### Do this
Give the listing as a numbered list with blank lines omitted, from its first line through the line containing "bottom-band <box>0 1680 1241 1754</box>", both ends included.

### Records provided

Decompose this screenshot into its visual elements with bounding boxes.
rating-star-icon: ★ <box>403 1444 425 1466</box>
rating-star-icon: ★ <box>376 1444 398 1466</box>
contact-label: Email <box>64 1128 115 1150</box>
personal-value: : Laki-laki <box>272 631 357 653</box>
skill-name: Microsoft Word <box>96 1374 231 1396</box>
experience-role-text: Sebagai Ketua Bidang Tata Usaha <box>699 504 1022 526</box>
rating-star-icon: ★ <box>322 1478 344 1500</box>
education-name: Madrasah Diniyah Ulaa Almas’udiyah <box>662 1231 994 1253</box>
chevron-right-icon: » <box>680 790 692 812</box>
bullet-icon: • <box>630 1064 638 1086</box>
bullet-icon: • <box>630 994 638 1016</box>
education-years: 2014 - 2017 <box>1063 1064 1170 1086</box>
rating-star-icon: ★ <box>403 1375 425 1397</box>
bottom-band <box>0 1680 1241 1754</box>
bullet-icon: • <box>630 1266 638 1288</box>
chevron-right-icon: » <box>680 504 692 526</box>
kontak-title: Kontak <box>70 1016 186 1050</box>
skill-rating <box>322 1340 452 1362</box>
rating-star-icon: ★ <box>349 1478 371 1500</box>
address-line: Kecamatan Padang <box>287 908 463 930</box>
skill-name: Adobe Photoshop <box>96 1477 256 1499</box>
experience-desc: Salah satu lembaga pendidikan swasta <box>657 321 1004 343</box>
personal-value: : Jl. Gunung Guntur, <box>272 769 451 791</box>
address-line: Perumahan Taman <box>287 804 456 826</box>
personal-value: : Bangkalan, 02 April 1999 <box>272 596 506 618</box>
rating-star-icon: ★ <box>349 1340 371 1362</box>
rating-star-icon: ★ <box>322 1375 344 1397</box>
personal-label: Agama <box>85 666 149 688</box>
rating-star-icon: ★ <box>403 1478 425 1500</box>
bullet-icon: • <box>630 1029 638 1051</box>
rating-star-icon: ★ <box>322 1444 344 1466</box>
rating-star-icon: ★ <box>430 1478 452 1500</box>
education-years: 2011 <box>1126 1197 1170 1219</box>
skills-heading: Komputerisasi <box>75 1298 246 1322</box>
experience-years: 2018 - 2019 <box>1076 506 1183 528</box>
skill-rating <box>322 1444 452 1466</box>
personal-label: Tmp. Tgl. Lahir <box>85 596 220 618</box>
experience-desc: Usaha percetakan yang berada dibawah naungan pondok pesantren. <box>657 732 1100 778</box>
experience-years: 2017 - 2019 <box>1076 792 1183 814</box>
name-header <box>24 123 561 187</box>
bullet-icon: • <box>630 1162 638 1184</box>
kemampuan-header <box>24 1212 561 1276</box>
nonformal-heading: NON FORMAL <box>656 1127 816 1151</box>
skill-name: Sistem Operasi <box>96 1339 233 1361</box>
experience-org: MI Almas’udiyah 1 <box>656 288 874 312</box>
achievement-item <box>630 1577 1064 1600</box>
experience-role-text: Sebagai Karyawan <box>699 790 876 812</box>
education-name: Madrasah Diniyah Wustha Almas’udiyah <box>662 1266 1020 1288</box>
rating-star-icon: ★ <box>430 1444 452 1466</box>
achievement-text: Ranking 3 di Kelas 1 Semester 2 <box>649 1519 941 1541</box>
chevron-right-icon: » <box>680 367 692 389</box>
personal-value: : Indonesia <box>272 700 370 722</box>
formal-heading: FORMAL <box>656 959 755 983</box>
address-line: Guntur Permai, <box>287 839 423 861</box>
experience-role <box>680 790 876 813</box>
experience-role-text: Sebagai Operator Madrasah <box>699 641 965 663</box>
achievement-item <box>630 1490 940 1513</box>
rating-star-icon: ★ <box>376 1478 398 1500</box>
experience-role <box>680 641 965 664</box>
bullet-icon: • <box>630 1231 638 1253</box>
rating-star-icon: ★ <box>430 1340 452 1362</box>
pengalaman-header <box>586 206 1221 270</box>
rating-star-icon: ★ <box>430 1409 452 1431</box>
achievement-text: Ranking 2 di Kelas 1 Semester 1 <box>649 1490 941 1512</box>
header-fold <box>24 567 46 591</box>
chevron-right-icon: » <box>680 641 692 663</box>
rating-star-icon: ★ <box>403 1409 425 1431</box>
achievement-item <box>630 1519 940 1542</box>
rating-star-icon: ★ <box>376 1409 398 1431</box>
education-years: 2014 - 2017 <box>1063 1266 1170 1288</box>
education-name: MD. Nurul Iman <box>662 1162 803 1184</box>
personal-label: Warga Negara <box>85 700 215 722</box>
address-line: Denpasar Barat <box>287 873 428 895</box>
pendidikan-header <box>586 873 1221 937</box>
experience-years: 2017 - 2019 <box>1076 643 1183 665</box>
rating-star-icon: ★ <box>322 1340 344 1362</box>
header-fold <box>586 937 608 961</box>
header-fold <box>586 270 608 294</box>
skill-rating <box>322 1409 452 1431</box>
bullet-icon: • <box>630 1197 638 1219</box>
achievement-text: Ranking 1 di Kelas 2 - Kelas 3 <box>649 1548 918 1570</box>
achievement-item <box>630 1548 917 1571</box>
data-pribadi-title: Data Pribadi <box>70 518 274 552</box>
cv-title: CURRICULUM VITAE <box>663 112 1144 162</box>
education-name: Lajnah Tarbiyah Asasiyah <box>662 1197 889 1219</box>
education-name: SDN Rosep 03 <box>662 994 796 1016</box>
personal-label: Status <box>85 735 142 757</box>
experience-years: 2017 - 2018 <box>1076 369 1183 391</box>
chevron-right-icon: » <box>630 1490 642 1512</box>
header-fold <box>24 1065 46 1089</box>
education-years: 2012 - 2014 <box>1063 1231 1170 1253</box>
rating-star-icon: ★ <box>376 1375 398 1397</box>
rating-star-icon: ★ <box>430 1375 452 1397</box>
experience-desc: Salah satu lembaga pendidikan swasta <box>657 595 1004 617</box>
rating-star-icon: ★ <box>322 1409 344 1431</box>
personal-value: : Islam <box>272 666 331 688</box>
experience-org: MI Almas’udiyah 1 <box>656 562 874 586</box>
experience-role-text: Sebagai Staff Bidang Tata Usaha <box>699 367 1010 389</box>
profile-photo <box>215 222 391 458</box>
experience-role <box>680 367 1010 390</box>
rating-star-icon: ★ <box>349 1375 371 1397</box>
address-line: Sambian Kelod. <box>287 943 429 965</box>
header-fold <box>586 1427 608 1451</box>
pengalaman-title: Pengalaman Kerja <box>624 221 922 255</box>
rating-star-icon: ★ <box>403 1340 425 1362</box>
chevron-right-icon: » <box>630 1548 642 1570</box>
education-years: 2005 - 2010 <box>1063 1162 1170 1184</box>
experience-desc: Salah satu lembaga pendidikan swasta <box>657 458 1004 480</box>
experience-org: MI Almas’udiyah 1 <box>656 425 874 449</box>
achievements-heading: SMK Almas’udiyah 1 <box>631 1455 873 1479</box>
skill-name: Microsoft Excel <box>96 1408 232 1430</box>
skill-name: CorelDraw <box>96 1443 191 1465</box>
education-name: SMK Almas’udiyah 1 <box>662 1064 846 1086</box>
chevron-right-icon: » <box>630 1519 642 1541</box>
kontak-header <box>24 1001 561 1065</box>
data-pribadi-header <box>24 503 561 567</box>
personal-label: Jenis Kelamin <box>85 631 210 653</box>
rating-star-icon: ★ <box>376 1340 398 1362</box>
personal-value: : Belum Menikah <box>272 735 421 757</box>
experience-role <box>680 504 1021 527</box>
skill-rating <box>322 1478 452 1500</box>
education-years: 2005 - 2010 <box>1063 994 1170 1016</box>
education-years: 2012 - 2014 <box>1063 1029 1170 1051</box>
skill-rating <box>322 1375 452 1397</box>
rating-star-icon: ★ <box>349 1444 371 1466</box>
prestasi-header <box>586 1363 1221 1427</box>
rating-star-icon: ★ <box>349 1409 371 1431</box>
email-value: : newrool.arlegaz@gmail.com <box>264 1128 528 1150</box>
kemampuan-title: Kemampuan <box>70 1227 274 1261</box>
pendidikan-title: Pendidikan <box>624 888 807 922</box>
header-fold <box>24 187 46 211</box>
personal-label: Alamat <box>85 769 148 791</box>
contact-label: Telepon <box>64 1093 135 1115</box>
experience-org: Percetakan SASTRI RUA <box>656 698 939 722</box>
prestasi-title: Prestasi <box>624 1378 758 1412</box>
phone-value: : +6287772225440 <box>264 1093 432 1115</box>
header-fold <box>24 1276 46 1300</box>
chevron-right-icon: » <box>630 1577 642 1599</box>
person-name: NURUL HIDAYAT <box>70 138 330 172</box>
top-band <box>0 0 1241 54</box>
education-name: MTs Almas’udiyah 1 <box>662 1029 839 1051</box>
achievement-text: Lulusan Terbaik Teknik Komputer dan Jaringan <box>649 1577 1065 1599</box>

### Output of the task
1. Decompose this screenshot into its visual elements with bounding boxes.
2. rating-star-icon: ★ <box>403 1444 425 1466</box>
3. rating-star-icon: ★ <box>376 1444 398 1466</box>
4. contact-label: Email <box>64 1128 115 1150</box>
5. personal-value: : Laki-laki <box>272 631 357 653</box>
6. skill-name: Microsoft Word <box>96 1374 231 1396</box>
7. experience-role-text: Sebagai Ketua Bidang Tata Usaha <box>699 504 1022 526</box>
8. rating-star-icon: ★ <box>322 1478 344 1500</box>
9. education-name: Madrasah Diniyah Ulaa Almas’udiyah <box>662 1231 994 1253</box>
10. chevron-right-icon: » <box>680 790 692 812</box>
11. bullet-icon: • <box>630 1064 638 1086</box>
12. bullet-icon: • <box>630 994 638 1016</box>
13. education-years: 2014 - 2017 <box>1063 1064 1170 1086</box>
14. rating-star-icon: ★ <box>403 1375 425 1397</box>
15. bottom-band <box>0 1680 1241 1754</box>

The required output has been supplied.